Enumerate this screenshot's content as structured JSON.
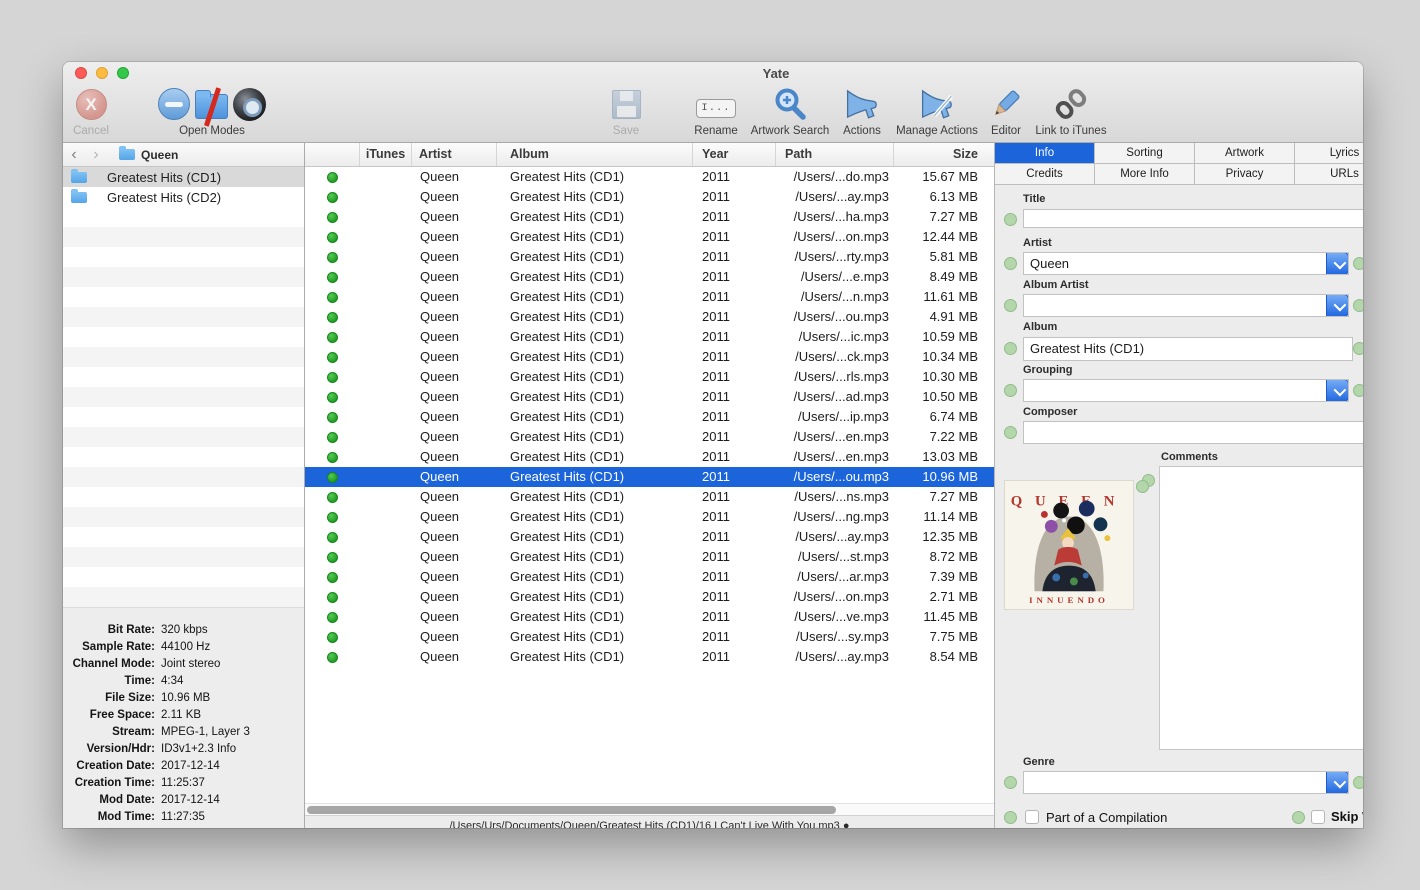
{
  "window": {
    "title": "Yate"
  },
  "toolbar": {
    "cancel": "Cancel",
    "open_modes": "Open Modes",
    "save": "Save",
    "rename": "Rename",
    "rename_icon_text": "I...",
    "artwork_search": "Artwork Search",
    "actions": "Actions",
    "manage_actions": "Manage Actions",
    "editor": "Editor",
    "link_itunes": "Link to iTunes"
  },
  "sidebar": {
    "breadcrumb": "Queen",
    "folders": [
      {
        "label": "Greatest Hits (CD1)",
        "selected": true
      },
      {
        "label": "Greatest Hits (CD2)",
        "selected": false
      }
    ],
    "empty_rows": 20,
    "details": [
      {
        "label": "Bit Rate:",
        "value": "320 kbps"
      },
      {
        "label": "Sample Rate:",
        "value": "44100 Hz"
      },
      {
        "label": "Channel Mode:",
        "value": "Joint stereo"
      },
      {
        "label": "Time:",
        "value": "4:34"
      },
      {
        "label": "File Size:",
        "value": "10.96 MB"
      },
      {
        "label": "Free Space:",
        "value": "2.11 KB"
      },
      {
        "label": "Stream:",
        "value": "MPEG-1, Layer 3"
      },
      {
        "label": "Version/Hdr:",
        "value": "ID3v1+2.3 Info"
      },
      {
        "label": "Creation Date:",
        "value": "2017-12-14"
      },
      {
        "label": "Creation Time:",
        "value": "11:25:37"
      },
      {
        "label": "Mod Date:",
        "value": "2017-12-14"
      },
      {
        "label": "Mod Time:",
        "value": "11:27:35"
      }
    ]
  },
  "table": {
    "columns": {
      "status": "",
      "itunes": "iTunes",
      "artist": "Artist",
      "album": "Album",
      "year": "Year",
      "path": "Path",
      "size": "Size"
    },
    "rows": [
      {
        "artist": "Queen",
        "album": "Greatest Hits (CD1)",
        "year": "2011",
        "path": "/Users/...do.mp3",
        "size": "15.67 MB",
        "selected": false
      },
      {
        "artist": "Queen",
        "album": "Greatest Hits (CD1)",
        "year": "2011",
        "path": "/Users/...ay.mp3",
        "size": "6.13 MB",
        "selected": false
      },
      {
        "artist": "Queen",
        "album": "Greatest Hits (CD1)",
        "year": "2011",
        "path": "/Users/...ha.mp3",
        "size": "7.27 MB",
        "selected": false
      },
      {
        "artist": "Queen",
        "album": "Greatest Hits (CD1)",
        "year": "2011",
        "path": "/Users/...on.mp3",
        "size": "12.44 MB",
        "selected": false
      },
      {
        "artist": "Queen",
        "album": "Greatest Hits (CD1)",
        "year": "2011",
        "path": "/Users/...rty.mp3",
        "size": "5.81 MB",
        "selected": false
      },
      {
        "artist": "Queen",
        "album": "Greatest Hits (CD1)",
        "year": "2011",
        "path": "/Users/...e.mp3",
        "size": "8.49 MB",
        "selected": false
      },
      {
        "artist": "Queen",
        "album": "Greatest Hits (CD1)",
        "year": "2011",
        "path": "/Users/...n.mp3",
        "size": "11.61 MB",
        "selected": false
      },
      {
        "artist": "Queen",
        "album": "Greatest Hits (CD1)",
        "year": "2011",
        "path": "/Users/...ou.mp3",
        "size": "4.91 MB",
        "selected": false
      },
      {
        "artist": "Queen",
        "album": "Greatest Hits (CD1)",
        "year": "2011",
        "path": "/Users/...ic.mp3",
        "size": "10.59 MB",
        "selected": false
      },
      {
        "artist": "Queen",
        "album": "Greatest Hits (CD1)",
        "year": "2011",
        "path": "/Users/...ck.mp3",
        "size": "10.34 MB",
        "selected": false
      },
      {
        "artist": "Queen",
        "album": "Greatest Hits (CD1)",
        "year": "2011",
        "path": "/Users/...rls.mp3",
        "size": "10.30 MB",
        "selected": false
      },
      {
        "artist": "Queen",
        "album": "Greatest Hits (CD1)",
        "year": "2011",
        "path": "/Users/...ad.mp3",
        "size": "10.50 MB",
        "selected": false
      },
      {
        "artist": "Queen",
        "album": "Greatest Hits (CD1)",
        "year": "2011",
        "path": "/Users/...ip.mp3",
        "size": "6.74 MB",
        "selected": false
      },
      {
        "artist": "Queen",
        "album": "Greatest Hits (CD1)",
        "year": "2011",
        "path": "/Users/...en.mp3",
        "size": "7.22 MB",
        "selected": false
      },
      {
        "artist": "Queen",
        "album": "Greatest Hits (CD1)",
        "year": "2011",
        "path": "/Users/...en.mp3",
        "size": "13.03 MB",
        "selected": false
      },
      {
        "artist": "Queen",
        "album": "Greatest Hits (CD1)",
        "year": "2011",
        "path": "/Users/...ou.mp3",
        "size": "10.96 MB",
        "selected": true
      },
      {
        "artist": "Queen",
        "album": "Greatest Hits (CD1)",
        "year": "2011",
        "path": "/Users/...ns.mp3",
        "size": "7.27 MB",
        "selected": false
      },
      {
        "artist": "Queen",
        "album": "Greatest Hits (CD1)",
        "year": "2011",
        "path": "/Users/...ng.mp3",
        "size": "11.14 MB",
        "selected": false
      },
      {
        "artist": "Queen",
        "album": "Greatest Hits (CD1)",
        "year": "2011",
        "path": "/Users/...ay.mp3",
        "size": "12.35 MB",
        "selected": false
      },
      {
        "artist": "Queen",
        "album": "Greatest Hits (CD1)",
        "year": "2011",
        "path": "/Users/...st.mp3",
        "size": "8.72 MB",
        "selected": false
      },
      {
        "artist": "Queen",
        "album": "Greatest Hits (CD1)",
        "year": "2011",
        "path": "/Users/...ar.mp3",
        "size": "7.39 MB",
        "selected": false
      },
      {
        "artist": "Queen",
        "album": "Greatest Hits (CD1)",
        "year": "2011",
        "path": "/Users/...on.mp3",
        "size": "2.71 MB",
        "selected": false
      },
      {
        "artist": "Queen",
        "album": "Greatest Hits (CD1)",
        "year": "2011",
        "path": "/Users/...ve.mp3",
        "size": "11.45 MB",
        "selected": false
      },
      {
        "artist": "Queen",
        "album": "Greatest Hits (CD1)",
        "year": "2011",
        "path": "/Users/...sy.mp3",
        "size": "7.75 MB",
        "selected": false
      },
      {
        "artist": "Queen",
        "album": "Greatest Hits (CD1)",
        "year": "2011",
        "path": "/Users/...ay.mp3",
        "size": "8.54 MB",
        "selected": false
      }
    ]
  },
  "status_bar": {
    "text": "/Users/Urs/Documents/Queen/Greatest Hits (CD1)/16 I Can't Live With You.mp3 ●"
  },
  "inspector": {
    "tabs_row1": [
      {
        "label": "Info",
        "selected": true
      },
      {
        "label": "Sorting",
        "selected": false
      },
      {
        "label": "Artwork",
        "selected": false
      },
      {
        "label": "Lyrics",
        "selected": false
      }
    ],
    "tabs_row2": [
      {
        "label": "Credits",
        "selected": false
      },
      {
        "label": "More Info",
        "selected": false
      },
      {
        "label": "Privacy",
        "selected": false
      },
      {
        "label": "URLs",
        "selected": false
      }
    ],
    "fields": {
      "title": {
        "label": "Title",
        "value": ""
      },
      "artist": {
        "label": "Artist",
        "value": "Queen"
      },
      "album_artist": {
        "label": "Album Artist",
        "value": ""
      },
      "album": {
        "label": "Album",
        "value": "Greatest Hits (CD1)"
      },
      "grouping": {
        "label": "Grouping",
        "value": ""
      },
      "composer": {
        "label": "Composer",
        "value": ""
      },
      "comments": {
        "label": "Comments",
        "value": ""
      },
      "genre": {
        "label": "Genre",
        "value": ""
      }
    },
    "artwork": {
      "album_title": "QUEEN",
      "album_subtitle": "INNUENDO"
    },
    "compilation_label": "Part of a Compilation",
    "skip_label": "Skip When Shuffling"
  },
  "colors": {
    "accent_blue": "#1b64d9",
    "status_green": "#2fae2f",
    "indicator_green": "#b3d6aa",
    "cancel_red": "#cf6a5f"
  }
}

-*-*-

#### Aim of the exercise
Where a line above contains the string "Creation", copy that line.

#### Output of the task
        "label": "Creation Date:",
        "label": "Creation Time:",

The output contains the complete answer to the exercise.